* [JOB] Print the listing below exactly.

* [RECORDS]
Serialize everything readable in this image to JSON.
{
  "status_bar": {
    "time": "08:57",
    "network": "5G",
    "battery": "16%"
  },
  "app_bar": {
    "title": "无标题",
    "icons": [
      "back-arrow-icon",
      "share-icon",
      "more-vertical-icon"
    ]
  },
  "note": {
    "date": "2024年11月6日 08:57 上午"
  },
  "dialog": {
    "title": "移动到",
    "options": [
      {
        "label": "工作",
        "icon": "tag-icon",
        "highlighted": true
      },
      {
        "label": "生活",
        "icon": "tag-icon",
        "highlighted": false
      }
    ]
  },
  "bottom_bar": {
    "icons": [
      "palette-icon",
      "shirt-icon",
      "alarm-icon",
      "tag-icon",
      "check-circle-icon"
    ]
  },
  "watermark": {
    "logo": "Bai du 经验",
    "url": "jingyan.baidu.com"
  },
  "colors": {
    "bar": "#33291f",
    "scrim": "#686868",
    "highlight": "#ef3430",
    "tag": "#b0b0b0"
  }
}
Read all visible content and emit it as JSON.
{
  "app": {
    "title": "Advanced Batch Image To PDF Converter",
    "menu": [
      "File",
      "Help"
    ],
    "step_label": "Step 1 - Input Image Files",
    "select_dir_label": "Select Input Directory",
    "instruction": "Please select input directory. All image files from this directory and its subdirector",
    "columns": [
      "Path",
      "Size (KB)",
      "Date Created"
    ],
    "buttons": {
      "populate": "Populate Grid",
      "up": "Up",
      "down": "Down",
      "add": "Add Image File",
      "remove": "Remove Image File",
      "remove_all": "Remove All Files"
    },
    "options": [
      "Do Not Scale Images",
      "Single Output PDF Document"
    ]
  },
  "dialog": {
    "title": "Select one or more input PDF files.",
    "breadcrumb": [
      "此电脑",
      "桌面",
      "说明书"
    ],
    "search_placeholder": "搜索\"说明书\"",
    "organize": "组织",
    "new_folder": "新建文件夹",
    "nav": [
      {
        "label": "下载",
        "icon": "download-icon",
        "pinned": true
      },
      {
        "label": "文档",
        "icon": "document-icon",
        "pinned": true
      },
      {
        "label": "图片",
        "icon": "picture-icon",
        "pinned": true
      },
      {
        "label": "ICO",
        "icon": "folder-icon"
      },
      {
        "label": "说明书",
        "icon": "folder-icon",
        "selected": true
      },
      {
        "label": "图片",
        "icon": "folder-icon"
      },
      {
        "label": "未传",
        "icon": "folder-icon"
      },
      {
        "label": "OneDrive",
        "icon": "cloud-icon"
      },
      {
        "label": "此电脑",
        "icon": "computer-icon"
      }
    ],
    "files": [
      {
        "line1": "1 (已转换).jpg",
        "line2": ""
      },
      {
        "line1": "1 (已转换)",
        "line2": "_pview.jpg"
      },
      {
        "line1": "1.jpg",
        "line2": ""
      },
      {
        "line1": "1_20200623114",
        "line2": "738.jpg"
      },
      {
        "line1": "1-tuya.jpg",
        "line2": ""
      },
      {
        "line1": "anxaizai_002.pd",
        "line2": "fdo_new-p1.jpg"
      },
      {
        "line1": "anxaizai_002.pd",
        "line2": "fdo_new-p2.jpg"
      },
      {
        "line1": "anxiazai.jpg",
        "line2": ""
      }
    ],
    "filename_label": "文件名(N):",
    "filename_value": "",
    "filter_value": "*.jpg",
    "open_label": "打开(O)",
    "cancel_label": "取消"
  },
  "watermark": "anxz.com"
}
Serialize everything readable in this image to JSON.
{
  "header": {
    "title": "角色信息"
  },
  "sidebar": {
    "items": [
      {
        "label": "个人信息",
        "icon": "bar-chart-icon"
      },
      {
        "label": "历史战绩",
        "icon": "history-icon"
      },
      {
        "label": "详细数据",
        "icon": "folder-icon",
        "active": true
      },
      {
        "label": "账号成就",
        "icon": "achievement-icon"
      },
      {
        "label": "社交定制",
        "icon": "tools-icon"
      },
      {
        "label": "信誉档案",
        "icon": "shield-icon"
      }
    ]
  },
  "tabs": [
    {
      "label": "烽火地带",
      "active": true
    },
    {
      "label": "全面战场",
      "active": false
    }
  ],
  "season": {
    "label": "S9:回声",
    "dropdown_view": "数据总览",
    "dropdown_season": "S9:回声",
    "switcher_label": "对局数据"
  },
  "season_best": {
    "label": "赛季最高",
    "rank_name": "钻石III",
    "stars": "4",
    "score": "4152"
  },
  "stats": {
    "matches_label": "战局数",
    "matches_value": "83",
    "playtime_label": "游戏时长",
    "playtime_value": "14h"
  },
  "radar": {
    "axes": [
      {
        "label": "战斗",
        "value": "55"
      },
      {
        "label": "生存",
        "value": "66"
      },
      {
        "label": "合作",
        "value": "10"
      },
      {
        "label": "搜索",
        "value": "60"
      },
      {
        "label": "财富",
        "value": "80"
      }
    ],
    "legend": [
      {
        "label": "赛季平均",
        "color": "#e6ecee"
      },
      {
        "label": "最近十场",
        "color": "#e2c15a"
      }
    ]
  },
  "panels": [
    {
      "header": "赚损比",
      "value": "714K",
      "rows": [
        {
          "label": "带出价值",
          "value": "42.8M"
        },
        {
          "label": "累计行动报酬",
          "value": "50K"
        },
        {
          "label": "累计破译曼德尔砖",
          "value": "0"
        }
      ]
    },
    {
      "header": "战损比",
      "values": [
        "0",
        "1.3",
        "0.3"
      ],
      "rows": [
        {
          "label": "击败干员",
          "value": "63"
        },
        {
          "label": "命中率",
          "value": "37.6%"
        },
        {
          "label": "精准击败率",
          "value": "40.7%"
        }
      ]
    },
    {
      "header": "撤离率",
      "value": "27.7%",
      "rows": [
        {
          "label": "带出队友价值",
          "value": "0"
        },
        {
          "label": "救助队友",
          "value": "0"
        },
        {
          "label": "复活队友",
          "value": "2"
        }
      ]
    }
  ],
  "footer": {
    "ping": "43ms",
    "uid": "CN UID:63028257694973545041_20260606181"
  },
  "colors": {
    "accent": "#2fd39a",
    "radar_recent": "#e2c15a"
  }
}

* [FINISHED TASK]
Serialize everything readable in this image to JSON.
{
  "status_bar": {
    "time": "08:57",
    "network": "5G",
    "battery": "16%"
  },
  "app_bar": {
    "title": "无标题",
    "icons": [
      "back-arrow-icon",
      "share-icon",
      "more-vertical-icon"
    ]
  },
  "note": {
    "date": "2024年11月6日 08:57 上午"
  },
  "dialog": {
    "title": "移动到",
    "options": [
      {
        "label": "工作",
        "icon": "tag-icon",
        "highlighted": true
      },
      {
        "label": "生活",
        "icon": "tag-icon",
        "highlighted": false
      }
    ]
  },
  "bottom_bar": {
    "icons": [
      "palette-icon",
      "shirt-icon",
      "alarm-icon",
      "tag-icon",
      "check-circle-icon"
    ]
  },
  "watermark": {
    "logo": "Bai du 经验",
    "url": "jingyan.baidu.com"
  },
  "colors": {
    "bar": "#33291f",
    "scrim": "#686868",
    "highlight": "#ef3430",
    "tag": "#b0b0b0"
  }
}
Read all visible content and emit it as JSON.
{
  "app": {
    "title": "Advanced Batch Image To PDF Converter",
    "menu": [
      "File",
      "Help"
    ],
    "step_label": "Step 1 - Input Image Files",
    "select_dir_label": "Select Input Directory",
    "instruction": "Please select input directory. All image files from this directory and its subdirector",
    "columns": [
      "Path",
      "Size (KB)",
      "Date Created"
    ],
    "buttons": {
      "populate": "Populate Grid",
      "up": "Up",
      "down": "Down",
      "add": "Add Image File",
      "remove": "Remove Image File",
      "remove_all": "Remove All Files"
    },
    "options": [
      "Do Not Scale Images",
      "Single Output PDF Document"
    ]
  },
  "dialog": {
    "title": "Select one or more input PDF files.",
    "breadcrumb": [
      "此电脑",
      "桌面",
      "说明书"
    ],
    "search_placeholder": "搜索\"说明书\"",
    "organize": "组织",
    "new_folder": "新建文件夹",
    "nav": [
      {
        "label": "下载",
        "icon": "download-icon",
        "pinned": true
      },
      {
        "label": "文档",
        "icon": "document-icon",
        "pinned": true
      },
      {
        "label": "图片",
        "icon": "picture-icon",
        "pinned": true
      },
      {
        "label": "ICO",
        "icon": "folder-icon"
      },
      {
        "label": "说明书",
        "icon": "folder-icon",
        "selected": true
      },
      {
        "label": "图片",
        "icon": "folder-icon"
      },
      {
        "label": "未传",
        "icon": "folder-icon"
      },
      {
        "label": "OneDrive",
        "icon": "cloud-icon"
      },
      {
        "label": "此电脑",
        "icon": "computer-icon"
      }
    ],
    "files": [
      {
        "line1": "1 (已转换).jpg",
        "line2": ""
      },
      {
        "line1": "1 (已转换)",
        "line2": "_pview.jpg"
      },
      {
        "line1": "1.jpg",
        "line2": ""
      },
      {
        "line1": "1_20200623114",
        "line2": "738.jpg"
      },
      {
        "line1": "1-tuya.jpg",
        "line2": ""
      },
      {
        "line1": "anxaizai_002.pd",
        "line2": "fdo_new-p1.jpg"
      },
      {
        "line1": "anxaizai_002.pd",
        "line2": "fdo_new-p2.jpg"
      },
      {
        "line1": "anxiazai.jpg",
        "line2": ""
      }
    ],
    "filename_label": "文件名(N):",
    "filename_value": "",
    "filter_value": "*.jpg",
    "open_label": "打开(O)",
    "cancel_label": "取消"
  },
  "watermark": "anxz.com"
}
Serialize everything readable in this image to JSON.
{
  "header": {
    "title": "角色信息"
  },
  "sidebar": {
    "items": [
      {
        "label": "个人信息",
        "icon": "bar-chart-icon"
      },
      {
        "label": "历史战绩",
        "icon": "history-icon"
      },
      {
        "label": "详细数据",
        "icon": "folder-icon",
        "active": true
      },
      {
        "label": "账号成就",
        "icon": "achievement-icon"
      },
      {
        "label": "社交定制",
        "icon": "tools-icon"
      },
      {
        "label": "信誉档案",
        "icon": "shield-icon"
      }
    ]
  },
  "tabs": [
    {
      "label": "烽火地带",
      "active": true
    },
    {
      "label": "全面战场",
      "active": false
    }
  ],
  "season": {
    "label": "S9:回声",
    "dropdown_view": "数据总览",
    "dropdown_season": "S9:回声",
    "switcher_label": "对局数据"
  },
  "season_best": {
    "label": "赛季最高",
    "rank_name": "钻石III",
    "stars": "4",
    "score": "4152"
  },
  "stats": {
    "matches_label": "战局数",
    "matches_value": "83",
    "playtime_label": "游戏时长",
    "playtime_value": "14h"
  },
  "radar": {
    "axes": [
      {
        "label": "战斗",
        "value": "55"
      },
      {
        "label": "生存",
        "value": "66"
      },
      {
        "label": "合作",
        "value": "10"
      },
      {
        "label": "搜索",
        "value": "60"
      },
      {
        "label": "财富",
        "value": "80"
      }
    ],
    "legend": [
      {
        "label": "赛季平均",
        "color": "#e6ecee"
      },
      {
        "label": "最近十场",
        "color": "#e2c15a"
      }
    ]
  },
  "panels": [
    {
      "header": "赚损比",
      "value": "714K",
      "rows": [
        {
          "label": "带出价值",
          "value": "42.8M"
        },
        {
          "label": "累计行动报酬",
          "value": "50K"
        },
        {
          "label": "累计破译曼德尔砖",
          "value": "0"
        }
      ]
    },
    {
      "header": "战损比",
      "values": [
        "0",
        "1.3",
        "0.3"
      ],
      "rows": [
        {
          "label": "击败干员",
          "value": "63"
        },
        {
          "label": "命中率",
          "value": "37.6%"
        },
        {
          "label": "精准击败率",
          "value": "40.7%"
        }
      ]
    },
    {
      "header": "撤离率",
      "value": "27.7%",
      "rows": [
        {
          "label": "带出队友价值",
          "value": "0"
        },
        {
          "label": "救助队友",
          "value": "0"
        },
        {
          "label": "复活队友",
          "value": "2"
        }
      ]
    }
  ],
  "footer": {
    "ping": "43ms",
    "uid": "CN UID:63028257694973545041_20260606181"
  },
  "colors": {
    "accent": "#2fd39a",
    "radar_recent": "#e2c15a"
  }
}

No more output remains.